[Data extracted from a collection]
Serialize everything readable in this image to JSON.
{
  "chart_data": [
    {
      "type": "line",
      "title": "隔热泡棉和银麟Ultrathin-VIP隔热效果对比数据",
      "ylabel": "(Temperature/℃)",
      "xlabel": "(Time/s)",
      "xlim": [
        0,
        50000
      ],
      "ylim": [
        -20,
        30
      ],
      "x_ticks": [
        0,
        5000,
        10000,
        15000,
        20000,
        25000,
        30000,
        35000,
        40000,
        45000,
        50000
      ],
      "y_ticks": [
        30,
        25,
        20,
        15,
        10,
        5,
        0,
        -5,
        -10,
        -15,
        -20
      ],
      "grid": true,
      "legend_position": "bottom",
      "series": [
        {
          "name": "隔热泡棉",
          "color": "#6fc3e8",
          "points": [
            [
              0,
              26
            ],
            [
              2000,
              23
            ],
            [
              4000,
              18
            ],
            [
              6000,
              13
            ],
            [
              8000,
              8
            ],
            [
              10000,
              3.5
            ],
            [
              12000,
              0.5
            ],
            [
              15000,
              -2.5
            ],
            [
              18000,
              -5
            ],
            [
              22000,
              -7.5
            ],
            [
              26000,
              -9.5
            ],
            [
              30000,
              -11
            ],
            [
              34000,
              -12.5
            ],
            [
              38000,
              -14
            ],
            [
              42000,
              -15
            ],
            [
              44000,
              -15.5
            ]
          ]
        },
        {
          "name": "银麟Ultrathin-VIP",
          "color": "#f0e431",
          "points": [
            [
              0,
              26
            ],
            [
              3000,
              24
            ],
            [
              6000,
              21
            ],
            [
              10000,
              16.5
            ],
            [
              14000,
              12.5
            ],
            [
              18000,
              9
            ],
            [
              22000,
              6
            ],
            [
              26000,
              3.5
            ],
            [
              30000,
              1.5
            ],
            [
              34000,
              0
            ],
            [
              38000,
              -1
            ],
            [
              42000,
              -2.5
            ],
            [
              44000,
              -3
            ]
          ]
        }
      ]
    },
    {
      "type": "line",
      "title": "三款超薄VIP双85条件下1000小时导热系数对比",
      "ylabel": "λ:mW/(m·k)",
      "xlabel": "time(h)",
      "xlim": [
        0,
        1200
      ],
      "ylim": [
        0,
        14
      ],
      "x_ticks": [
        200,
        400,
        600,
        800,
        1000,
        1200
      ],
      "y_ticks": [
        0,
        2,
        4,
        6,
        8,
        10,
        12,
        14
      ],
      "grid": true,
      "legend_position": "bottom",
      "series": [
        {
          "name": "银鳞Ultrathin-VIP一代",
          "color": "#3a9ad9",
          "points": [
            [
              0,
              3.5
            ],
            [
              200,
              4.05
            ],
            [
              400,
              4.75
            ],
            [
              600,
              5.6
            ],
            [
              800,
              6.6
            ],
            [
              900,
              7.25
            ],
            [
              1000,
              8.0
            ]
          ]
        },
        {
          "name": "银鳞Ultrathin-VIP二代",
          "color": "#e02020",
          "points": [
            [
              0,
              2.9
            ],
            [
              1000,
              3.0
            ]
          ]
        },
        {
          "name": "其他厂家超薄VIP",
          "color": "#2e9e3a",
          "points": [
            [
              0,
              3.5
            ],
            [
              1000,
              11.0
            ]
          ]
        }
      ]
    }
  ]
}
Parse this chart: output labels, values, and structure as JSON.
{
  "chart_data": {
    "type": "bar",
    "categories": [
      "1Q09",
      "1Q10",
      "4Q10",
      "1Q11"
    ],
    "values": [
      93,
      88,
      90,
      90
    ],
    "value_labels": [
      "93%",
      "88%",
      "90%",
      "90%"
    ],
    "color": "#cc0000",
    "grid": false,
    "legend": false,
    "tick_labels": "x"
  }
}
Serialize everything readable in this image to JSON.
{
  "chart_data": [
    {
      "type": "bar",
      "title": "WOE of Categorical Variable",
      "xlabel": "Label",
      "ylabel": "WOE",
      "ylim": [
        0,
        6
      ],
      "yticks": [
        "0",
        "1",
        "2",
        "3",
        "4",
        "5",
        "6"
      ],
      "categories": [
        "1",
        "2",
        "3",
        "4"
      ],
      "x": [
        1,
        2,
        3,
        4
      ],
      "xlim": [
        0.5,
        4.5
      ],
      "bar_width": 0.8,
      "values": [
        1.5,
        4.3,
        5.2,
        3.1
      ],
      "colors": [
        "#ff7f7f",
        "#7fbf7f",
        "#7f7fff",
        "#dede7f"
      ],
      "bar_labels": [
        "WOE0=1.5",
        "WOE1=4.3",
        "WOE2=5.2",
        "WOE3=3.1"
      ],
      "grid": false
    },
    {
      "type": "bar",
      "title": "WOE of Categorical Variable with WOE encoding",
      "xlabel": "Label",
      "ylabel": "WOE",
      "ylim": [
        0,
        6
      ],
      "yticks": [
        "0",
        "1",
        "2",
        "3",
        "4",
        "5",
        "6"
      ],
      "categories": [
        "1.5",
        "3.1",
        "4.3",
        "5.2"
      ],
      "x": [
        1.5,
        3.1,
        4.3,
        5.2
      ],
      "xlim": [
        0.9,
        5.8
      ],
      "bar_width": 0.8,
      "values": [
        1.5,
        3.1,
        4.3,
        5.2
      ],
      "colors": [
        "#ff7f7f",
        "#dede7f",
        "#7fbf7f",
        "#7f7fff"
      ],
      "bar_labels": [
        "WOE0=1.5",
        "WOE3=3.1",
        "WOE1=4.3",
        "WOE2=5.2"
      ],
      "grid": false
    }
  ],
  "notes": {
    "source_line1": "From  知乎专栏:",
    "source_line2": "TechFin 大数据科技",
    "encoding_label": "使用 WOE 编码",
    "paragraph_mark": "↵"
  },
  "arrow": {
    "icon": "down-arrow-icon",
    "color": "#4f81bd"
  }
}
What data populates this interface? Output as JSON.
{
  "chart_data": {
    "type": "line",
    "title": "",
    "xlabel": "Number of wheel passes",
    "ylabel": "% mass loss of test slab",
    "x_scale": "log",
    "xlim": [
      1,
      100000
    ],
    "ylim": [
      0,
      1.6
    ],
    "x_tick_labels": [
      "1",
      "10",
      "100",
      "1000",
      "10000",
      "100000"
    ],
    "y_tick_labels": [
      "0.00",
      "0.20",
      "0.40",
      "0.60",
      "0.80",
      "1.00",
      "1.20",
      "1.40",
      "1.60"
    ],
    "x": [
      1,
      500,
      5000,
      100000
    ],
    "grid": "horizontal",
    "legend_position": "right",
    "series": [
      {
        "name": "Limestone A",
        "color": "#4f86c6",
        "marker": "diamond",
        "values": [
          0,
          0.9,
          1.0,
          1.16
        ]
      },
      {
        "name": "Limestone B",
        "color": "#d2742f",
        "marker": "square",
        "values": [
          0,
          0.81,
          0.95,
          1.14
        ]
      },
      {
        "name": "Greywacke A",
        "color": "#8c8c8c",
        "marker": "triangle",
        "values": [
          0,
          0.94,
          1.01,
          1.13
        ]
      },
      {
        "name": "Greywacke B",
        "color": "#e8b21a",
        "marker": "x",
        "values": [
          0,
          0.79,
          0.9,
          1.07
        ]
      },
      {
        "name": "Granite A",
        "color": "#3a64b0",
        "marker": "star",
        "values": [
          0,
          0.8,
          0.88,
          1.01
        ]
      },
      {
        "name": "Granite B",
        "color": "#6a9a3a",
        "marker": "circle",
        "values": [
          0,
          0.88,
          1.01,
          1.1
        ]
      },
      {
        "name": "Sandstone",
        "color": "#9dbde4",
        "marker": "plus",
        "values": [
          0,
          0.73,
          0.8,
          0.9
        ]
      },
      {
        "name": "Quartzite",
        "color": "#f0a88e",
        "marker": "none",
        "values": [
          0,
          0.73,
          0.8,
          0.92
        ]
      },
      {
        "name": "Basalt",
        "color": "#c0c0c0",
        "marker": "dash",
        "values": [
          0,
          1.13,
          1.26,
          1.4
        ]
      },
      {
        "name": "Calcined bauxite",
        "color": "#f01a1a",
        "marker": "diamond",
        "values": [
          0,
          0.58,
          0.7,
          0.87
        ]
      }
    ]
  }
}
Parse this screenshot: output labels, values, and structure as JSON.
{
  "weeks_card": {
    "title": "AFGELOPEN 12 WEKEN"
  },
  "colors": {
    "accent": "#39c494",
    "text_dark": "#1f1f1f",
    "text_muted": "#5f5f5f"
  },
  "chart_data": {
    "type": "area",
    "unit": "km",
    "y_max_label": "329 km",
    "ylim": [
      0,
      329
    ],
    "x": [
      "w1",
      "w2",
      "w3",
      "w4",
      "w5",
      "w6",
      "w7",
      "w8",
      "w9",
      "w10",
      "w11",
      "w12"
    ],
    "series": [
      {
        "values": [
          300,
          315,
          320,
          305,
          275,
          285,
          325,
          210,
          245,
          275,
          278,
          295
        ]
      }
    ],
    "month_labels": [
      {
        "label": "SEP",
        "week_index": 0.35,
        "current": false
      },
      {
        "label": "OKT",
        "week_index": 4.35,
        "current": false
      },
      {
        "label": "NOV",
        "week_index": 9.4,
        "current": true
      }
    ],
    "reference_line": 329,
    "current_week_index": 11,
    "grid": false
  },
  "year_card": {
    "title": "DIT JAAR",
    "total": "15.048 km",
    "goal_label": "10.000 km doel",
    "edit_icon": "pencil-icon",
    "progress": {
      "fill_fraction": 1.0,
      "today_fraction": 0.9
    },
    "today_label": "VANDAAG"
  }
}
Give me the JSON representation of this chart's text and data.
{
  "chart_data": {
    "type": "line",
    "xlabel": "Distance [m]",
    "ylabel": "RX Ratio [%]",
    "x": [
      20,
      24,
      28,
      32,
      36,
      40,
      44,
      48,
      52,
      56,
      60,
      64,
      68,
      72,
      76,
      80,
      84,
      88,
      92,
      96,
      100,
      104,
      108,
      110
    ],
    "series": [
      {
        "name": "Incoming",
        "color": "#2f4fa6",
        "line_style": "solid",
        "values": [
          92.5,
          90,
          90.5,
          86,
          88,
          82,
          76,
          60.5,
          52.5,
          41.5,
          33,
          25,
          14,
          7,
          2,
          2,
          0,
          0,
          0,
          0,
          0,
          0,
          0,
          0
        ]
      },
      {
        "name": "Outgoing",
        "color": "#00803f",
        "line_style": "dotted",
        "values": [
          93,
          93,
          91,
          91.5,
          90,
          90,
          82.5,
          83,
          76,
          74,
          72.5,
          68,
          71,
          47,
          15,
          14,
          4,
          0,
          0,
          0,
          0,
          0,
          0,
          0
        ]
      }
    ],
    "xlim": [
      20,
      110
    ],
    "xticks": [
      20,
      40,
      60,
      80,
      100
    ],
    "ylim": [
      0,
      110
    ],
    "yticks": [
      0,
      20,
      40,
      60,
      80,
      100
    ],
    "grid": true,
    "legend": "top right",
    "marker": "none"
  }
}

■ **Set problem**
Go over the data above and copy every line that has the word "title" in it.

■ **Correct output**
      "title": "隔热泡棉和银麟Ultrathin-VIP隔热效果对比数据",
      "title": "三款超薄VIP双85条件下1000小时导热系数对比",
      "title": "WOE of Categorical Variable",
      "title": "WOE of Categorical Variable with WOE encoding",
    "title": "",
    "title": "AFGELOPEN 12 WEKEN"
    "title": "DIT JAAR",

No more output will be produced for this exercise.